**Task description:** Each line that follows is to be retyped exactly.

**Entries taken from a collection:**
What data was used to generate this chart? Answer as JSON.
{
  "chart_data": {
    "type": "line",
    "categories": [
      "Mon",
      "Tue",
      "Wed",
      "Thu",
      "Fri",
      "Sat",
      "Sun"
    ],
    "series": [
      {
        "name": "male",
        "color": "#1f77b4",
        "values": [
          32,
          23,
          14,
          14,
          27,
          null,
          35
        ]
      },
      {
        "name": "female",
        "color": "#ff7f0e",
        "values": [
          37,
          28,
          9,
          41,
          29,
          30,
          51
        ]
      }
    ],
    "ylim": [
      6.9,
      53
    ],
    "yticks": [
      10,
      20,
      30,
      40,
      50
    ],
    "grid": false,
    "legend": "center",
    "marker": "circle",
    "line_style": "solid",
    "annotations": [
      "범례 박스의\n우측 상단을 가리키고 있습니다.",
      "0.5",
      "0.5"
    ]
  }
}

**Task result:**
What data was used to generate this chart? Answer as JSON.
{
  "chart_data": {
    "type": "line",
    "categories": [
      "Mon",
      "Tue",
      "Wed",
      "Thu",
      "Fri",
      "Sat",
      "Sun"
    ],
    "series": [
      {
        "name": "male",
        "color": "#1f77b4",
        "values": [
          32,
          23,
          14,
          14,
          27,
          null,
          35
        ]
      },
      {
        "name": "female",
        "color": "#ff7f0e",
        "values": [
          37,
          28,
          9,
          41,
          29,
          30,
          51
        ]
      }
    ],
    "ylim": [
      6.9,
      53
    ],
    "yticks": [
      10,
      20,
      30,
      40,
      50
    ],
    "grid": false,
    "legend": "center",
    "marker": "circle",
    "line_style": "solid",
    "annotations": [
      "범례 박스의\n우측 상단을 가리키고 있습니다.",
      "0.5",
      "0.5"
    ]
  }
}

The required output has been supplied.